● **The exercise**
Could you copy each of the lines below word for word, with nothing changed?

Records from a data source

┌────────

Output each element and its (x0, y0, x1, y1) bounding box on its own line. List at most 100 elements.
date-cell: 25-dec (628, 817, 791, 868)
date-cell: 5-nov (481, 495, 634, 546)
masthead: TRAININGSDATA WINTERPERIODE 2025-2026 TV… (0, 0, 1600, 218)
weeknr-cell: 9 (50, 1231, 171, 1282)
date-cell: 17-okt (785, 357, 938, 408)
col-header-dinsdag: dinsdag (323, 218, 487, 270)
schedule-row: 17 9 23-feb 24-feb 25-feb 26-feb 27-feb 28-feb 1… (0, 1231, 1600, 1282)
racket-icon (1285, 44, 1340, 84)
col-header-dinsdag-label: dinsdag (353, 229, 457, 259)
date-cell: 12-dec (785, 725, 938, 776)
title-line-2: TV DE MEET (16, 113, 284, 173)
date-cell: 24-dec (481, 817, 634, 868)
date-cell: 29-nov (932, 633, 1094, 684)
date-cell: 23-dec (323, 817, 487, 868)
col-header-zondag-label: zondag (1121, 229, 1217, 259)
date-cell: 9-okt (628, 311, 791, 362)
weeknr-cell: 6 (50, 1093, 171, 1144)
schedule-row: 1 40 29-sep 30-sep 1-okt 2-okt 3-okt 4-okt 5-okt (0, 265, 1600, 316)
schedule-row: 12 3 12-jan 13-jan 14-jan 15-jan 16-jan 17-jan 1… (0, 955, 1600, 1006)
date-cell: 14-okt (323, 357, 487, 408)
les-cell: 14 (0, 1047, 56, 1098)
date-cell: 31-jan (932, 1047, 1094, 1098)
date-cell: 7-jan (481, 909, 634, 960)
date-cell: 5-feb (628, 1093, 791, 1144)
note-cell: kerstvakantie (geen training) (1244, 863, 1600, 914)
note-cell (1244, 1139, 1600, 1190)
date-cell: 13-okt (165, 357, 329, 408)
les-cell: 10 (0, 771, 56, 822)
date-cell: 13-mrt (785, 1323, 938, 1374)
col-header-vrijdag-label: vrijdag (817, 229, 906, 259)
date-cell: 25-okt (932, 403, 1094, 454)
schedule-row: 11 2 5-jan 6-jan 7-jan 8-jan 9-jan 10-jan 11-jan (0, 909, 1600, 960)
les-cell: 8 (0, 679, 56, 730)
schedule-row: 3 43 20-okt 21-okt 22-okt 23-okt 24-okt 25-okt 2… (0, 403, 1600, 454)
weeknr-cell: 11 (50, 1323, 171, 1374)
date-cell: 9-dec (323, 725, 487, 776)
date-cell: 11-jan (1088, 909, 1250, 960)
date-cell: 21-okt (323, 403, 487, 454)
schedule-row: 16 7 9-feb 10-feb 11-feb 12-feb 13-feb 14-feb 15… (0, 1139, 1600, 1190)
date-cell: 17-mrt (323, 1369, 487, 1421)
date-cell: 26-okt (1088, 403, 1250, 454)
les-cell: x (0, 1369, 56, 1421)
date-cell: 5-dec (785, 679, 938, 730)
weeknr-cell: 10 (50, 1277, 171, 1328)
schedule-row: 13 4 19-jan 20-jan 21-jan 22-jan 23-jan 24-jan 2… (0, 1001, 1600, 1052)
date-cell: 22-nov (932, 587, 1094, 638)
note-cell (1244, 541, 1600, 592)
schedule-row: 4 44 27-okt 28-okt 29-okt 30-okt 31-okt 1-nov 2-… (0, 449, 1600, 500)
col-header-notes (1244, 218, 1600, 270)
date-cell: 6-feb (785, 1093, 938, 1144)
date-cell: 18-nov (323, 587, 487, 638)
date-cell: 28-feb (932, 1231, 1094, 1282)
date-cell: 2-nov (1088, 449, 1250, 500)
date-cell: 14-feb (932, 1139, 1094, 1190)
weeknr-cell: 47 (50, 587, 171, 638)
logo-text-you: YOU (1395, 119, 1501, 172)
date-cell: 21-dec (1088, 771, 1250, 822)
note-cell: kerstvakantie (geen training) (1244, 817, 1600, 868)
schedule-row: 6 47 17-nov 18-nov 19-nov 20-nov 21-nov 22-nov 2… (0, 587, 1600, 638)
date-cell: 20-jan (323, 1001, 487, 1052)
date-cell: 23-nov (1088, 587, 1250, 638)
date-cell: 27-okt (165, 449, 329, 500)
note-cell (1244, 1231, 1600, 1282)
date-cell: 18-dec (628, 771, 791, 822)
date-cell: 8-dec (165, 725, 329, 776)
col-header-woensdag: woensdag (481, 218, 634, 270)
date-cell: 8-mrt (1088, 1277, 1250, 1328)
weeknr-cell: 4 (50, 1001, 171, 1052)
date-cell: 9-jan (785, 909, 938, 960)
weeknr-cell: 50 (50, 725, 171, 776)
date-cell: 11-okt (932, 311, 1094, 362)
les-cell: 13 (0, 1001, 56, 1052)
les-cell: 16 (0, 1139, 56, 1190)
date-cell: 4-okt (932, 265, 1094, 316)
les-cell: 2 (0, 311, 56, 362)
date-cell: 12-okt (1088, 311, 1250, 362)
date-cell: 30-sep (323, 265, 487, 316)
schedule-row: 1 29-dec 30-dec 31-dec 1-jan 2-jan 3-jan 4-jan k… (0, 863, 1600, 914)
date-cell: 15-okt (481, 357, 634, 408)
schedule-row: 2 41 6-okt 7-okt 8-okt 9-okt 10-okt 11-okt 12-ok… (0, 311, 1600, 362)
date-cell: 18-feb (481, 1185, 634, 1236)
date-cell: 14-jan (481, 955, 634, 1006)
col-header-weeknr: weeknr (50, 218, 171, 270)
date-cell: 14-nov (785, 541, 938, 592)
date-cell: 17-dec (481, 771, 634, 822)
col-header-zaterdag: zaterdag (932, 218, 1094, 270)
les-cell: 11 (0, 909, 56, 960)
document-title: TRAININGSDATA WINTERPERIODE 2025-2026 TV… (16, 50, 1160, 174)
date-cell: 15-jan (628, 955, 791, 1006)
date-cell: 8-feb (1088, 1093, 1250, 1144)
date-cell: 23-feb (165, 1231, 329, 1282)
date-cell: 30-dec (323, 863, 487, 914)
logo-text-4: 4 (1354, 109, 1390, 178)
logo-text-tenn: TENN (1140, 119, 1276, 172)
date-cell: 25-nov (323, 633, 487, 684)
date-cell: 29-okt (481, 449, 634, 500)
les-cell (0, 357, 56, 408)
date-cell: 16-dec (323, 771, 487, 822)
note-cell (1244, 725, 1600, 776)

└────────

● **Exercise answer**
Output each element and its (x0, y0, x1, y1) bounding box on its own line. List at most 100 elements.
date-cell: 25-dec (628, 817, 791, 868)
date-cell: 5-nov (481, 495, 634, 546)
masthead: TRAININGSDATA WINTERPERIODE 2025-2026 TV… (0, 0, 1600, 218)
weeknr-cell: 9 (50, 1231, 171, 1282)
date-cell: 17-okt (785, 357, 938, 408)
col-header-dinsdag: dinsdag (323, 218, 487, 270)
schedule-row: 17 9 23-feb 24-feb 25-feb 26-feb 27-feb 28-feb 1… (0, 1231, 1600, 1282)
racket-icon (1285, 44, 1340, 84)
col-header-dinsdag-label: dinsdag (353, 229, 457, 259)
date-cell: 12-dec (785, 725, 938, 776)
title-line-2: TV DE MEET (16, 113, 284, 173)
date-cell: 24-dec (481, 817, 634, 868)
date-cell: 29-nov (932, 633, 1094, 684)
date-cell: 23-dec (323, 817, 487, 868)
col-header-zondag-label: zondag (1121, 229, 1217, 259)
date-cell: 9-okt (628, 311, 791, 362)
weeknr-cell: 6 (50, 1093, 171, 1144)
schedule-row: 1 40 29-sep 30-sep 1-okt 2-okt 3-okt 4-okt 5-okt (0, 265, 1600, 316)
schedule-row: 12 3 12-jan 13-jan 14-jan 15-jan 16-jan 17-jan 1… (0, 955, 1600, 1006)
date-cell: 14-okt (323, 357, 487, 408)
les-cell: 14 (0, 1047, 56, 1098)
date-cell: 31-jan (932, 1047, 1094, 1098)
date-cell: 7-jan (481, 909, 634, 960)
date-cell: 5-feb (628, 1093, 791, 1144)
note-cell: kerstvakantie (geen training) (1244, 863, 1600, 914)
note-cell (1244, 1139, 1600, 1190)
date-cell: 13-okt (165, 357, 329, 408)
les-cell: 10 (0, 771, 56, 822)
date-cell: 13-mrt (785, 1323, 938, 1374)
col-header-vrijdag-label: vrijdag (817, 229, 906, 259)
date-cell: 25-okt (932, 403, 1094, 454)
schedule-row: 11 2 5-jan 6-jan 7-jan 8-jan 9-jan 10-jan 11-jan (0, 909, 1600, 960)
les-cell: 8 (0, 679, 56, 730)
schedule-row: 3 43 20-okt 21-okt 22-okt 23-okt 24-okt 25-okt 2… (0, 403, 1600, 454)
weeknr-cell: 11 (50, 1323, 171, 1374)
date-cell: 9-dec (323, 725, 487, 776)
date-cell: 11-jan (1088, 909, 1250, 960)
date-cell: 21-okt (323, 403, 487, 454)
schedule-row: 16 7 9-feb 10-feb 11-feb 12-feb 13-feb 14-feb 15… (0, 1139, 1600, 1190)
date-cell: 17-mrt (323, 1369, 487, 1421)
date-cell: 26-okt (1088, 403, 1250, 454)
les-cell: x (0, 1369, 56, 1421)
date-cell: 5-dec (785, 679, 938, 730)
weeknr-cell: 10 (50, 1277, 171, 1328)
schedule-row: 13 4 19-jan 20-jan 21-jan 22-jan 23-jan 24-jan 2… (0, 1001, 1600, 1052)
date-cell: 22-nov (932, 587, 1094, 638)
note-cell (1244, 541, 1600, 592)
schedule-row: 4 44 27-okt 28-okt 29-okt 30-okt 31-okt 1-nov 2-… (0, 449, 1600, 500)
col-header-notes (1244, 218, 1600, 270)
date-cell: 6-feb (785, 1093, 938, 1144)
date-cell: 18-nov (323, 587, 487, 638)
date-cell: 28-feb (932, 1231, 1094, 1282)
date-cell: 2-nov (1088, 449, 1250, 500)
date-cell: 14-feb (932, 1139, 1094, 1190)
weeknr-cell: 47 (50, 587, 171, 638)
logo-text-you: YOU (1395, 119, 1501, 172)
date-cell: 21-dec (1088, 771, 1250, 822)
note-cell: kerstvakantie (geen training) (1244, 817, 1600, 868)
schedule-row: 6 47 17-nov 18-nov 19-nov 20-nov 21-nov 22-nov 2… (0, 587, 1600, 638)
date-cell: 20-jan (323, 1001, 487, 1052)
date-cell: 23-nov (1088, 587, 1250, 638)
date-cell: 27-okt (165, 449, 329, 500)
note-cell (1244, 1231, 1600, 1282)
date-cell: 18-dec (628, 771, 791, 822)
date-cell: 8-dec (165, 725, 329, 776)
col-header-woensdag: woensdag (481, 218, 634, 270)
date-cell: 8-mrt (1088, 1277, 1250, 1328)
weeknr-cell: 4 (50, 1001, 171, 1052)
date-cell: 9-jan (785, 909, 938, 960)
weeknr-cell: 50 (50, 725, 171, 776)
date-cell: 11-okt (932, 311, 1094, 362)
les-cell: 13 (0, 1001, 56, 1052)
les-cell: 16 (0, 1139, 56, 1190)
date-cell: 4-okt (932, 265, 1094, 316)
les-cell: 2 (0, 311, 56, 362)
date-cell: 12-okt (1088, 311, 1250, 362)
date-cell: 30-sep (323, 265, 487, 316)
schedule-row: 1 29-dec 30-dec 31-dec 1-jan 2-jan 3-jan 4-jan k… (0, 863, 1600, 914)
date-cell: 15-okt (481, 357, 634, 408)
schedule-row: 2 41 6-okt 7-okt 8-okt 9-okt 10-okt 11-okt 12-ok… (0, 311, 1600, 362)
date-cell: 18-feb (481, 1185, 634, 1236)
date-cell: 14-jan (481, 955, 634, 1006)
col-header-weeknr: weeknr (50, 218, 171, 270)
date-cell: 14-nov (785, 541, 938, 592)
date-cell: 17-dec (481, 771, 634, 822)
col-header-zaterdag: zaterdag (932, 218, 1094, 270)
les-cell: 11 (0, 909, 56, 960)
document-title: TRAININGSDATA WINTERPERIODE 2025-2026 TV… (16, 50, 1160, 174)
date-cell: 15-jan (628, 955, 791, 1006)
date-cell: 8-feb (1088, 1093, 1250, 1144)
date-cell: 23-feb (165, 1231, 329, 1282)
date-cell: 30-dec (323, 863, 487, 914)
logo-text-4: 4 (1354, 109, 1390, 178)
logo-text-tenn: TENN (1140, 119, 1276, 172)
date-cell: 25-nov (323, 633, 487, 684)
date-cell: 29-okt (481, 449, 634, 500)
les-cell (0, 357, 56, 408)
date-cell: 16-dec (323, 771, 487, 822)
note-cell (1244, 725, 1600, 776)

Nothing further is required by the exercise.